▼▼▼

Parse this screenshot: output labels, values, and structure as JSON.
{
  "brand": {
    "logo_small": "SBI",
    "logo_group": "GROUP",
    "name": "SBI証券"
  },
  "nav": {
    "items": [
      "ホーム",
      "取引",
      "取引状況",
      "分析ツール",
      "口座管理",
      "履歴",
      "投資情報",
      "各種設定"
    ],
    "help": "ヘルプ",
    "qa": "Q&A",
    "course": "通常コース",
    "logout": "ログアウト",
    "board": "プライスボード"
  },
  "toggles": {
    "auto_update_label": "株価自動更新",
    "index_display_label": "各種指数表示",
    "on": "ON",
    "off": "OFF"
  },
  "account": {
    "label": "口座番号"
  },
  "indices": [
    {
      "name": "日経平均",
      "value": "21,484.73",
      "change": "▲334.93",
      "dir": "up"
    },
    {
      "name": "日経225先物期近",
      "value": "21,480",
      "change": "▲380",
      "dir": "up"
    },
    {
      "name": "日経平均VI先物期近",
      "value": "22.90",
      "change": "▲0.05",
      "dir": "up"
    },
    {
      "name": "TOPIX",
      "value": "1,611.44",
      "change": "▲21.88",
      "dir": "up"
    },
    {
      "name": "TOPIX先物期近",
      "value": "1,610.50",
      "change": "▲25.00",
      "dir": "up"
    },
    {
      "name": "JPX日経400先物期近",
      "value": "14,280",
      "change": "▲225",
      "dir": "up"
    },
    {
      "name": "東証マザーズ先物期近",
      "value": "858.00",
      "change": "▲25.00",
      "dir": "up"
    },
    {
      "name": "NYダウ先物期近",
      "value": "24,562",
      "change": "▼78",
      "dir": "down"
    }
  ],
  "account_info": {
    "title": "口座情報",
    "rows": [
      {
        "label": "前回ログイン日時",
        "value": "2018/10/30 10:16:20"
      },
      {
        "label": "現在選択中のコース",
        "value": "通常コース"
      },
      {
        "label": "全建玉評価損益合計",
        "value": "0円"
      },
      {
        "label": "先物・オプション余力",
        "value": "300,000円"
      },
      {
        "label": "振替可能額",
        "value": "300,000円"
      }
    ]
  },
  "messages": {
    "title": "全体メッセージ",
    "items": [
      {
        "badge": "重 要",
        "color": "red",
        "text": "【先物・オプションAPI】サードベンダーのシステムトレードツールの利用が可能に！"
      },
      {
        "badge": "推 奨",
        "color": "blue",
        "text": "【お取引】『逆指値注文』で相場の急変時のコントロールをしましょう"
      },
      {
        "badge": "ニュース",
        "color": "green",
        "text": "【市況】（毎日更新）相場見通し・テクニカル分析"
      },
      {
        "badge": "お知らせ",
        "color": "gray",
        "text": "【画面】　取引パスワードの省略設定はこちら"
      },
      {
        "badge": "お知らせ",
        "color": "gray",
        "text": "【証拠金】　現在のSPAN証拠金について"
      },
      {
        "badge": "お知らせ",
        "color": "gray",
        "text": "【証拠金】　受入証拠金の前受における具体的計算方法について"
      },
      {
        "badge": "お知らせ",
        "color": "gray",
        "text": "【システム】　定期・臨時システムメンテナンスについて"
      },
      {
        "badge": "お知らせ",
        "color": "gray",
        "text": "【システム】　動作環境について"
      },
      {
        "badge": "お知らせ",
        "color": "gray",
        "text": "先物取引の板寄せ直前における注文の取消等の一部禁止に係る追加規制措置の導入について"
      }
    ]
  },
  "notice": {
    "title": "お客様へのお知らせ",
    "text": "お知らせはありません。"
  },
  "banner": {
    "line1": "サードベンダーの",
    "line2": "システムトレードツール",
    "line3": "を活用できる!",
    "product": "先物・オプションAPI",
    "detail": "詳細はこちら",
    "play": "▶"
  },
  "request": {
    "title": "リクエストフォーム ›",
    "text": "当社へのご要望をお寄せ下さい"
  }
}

▲▲▲

• [TASK PROMPT]
Print the listing above in its entirety, with every line exact.

• [CORRECT RESPONSE]
Parse this screenshot: output labels, values, and structure as JSON.
{
  "brand": {
    "logo_small": "SBI",
    "logo_group": "GROUP",
    "name": "SBI証券"
  },
  "nav": {
    "items": [
      "ホーム",
      "取引",
      "取引状況",
      "分析ツール",
      "口座管理",
      "履歴",
      "投資情報",
      "各種設定"
    ],
    "help": "ヘルプ",
    "qa": "Q&A",
    "course": "通常コース",
    "logout": "ログアウト",
    "board": "プライスボード"
  },
  "toggles": {
    "auto_update_label": "株価自動更新",
    "index_display_label": "各種指数表示",
    "on": "ON",
    "off": "OFF"
  },
  "account": {
    "label": "口座番号"
  },
  "indices": [
    {
      "name": "日経平均",
      "value": "21,484.73",
      "change": "▲334.93",
      "dir": "up"
    },
    {
      "name": "日経225先物期近",
      "value": "21,480",
      "change": "▲380",
      "dir": "up"
    },
    {
      "name": "日経平均VI先物期近",
      "value": "22.90",
      "change": "▲0.05",
      "dir": "up"
    },
    {
      "name": "TOPIX",
      "value": "1,611.44",
      "change": "▲21.88",
      "dir": "up"
    },
    {
      "name": "TOPIX先物期近",
      "value": "1,610.50",
      "change": "▲25.00",
      "dir": "up"
    },
    {
      "name": "JPX日経400先物期近",
      "value": "14,280",
      "change": "▲225",
      "dir": "up"
    },
    {
      "name": "東証マザーズ先物期近",
      "value": "858.00",
      "change": "▲25.00",
      "dir": "up"
    },
    {
      "name": "NYダウ先物期近",
      "value": "24,562",
      "change": "▼78",
      "dir": "down"
    }
  ],
  "account_info": {
    "title": "口座情報",
    "rows": [
      {
        "label": "前回ログイン日時",
        "value": "2018/10/30 10:16:20"
      },
      {
        "label": "現在選択中のコース",
        "value": "通常コース"
      },
      {
        "label": "全建玉評価損益合計",
        "value": "0円"
      },
      {
        "label": "先物・オプション余力",
        "value": "300,000円"
      },
      {
        "label": "振替可能額",
        "value": "300,000円"
      }
    ]
  },
  "messages": {
    "title": "全体メッセージ",
    "items": [
      {
        "badge": "重 要",
        "color": "red",
        "text": "【先物・オプションAPI】サードベンダーのシステムトレードツールの利用が可能に！"
      },
      {
        "badge": "推 奨",
        "color": "blue",
        "text": "【お取引】『逆指値注文』で相場の急変時のコントロールをしましょう"
      },
      {
        "badge": "ニュース",
        "color": "green",
        "text": "【市況】（毎日更新）相場見通し・テクニカル分析"
      },
      {
        "badge": "お知らせ",
        "color": "gray",
        "text": "【画面】　取引パスワードの省略設定はこちら"
      },
      {
        "badge": "お知らせ",
        "color": "gray",
        "text": "【証拠金】　現在のSPAN証拠金について"
      },
      {
        "badge": "お知らせ",
        "color": "gray",
        "text": "【証拠金】　受入証拠金の前受における具体的計算方法について"
      },
      {
        "badge": "お知らせ",
        "color": "gray",
        "text": "【システム】　定期・臨時システムメンテナンスについて"
      },
      {
        "badge": "お知らせ",
        "color": "gray",
        "text": "【システム】　動作環境について"
      },
      {
        "badge": "お知らせ",
        "color": "gray",
        "text": "先物取引の板寄せ直前における注文の取消等の一部禁止に係る追加規制措置の導入について"
      }
    ]
  },
  "notice": {
    "title": "お客様へのお知らせ",
    "text": "お知らせはありません。"
  },
  "banner": {
    "line1": "サードベンダーの",
    "line2": "システムトレードツール",
    "line3": "を活用できる!",
    "product": "先物・オプションAPI",
    "detail": "詳細はこちら",
    "play": "▶"
  },
  "request": {
    "title": "リクエストフォーム ›",
    "text": "当社へのご要望をお寄せ下さい"
  }
}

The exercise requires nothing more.